>>>
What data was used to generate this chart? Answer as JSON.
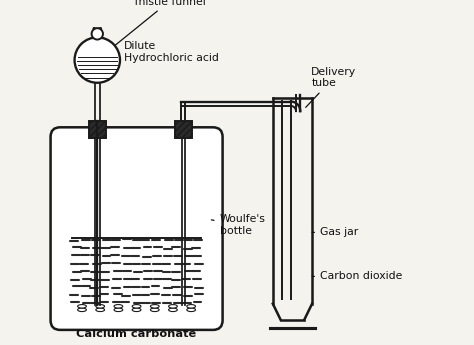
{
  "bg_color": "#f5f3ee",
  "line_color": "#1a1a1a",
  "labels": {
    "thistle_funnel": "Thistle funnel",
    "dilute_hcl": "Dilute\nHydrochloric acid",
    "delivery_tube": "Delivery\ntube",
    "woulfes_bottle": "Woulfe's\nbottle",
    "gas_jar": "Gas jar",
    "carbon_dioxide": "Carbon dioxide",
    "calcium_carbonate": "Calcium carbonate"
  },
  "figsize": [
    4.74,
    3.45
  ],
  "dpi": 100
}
<<<
>>>
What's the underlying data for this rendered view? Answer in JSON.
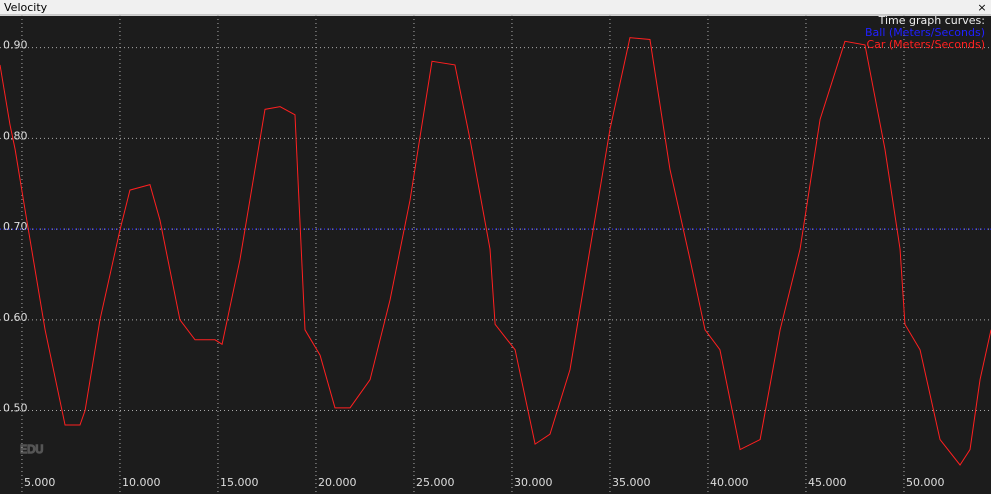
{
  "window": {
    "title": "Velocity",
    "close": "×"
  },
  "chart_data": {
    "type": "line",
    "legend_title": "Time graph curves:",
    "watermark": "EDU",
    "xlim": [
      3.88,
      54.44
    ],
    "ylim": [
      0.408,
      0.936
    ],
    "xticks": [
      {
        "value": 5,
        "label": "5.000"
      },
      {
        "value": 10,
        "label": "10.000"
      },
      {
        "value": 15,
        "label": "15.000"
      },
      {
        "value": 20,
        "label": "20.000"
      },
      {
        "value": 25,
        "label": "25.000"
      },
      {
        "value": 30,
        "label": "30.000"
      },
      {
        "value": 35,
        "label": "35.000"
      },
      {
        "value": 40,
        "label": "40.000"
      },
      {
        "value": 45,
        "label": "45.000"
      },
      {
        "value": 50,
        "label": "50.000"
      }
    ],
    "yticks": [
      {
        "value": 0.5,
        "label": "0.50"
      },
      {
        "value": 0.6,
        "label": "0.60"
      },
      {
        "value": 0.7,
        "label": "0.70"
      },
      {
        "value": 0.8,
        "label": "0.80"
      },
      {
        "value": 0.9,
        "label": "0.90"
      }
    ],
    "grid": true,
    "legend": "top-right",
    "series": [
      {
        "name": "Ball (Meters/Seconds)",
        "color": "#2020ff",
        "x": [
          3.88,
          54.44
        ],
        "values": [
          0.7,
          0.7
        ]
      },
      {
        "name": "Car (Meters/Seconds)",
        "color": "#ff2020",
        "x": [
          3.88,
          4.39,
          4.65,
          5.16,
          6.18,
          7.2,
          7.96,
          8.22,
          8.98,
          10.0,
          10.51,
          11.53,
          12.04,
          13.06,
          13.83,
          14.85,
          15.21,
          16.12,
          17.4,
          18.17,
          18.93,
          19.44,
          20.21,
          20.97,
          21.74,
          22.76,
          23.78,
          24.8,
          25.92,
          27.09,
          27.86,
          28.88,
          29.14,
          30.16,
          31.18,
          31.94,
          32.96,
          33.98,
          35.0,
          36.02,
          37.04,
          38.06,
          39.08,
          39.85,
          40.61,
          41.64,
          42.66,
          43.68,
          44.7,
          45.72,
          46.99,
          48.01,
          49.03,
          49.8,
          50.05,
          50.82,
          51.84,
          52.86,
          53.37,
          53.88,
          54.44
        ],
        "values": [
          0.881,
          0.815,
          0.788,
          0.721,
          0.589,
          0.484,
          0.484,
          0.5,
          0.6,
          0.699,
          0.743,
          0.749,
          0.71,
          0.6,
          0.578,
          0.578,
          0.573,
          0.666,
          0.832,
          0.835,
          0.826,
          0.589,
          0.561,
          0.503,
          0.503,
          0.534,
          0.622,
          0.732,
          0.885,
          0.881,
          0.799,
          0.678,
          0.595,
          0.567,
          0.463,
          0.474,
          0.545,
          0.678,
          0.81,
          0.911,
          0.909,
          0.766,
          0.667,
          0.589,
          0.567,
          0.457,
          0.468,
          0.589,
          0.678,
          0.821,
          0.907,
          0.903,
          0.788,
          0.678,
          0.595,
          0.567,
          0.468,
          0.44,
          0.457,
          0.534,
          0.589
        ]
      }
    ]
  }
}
<<<
**Challenge**
Say how many lines in the records contain the string "JSON", and say nothing else.

**Expected output**
2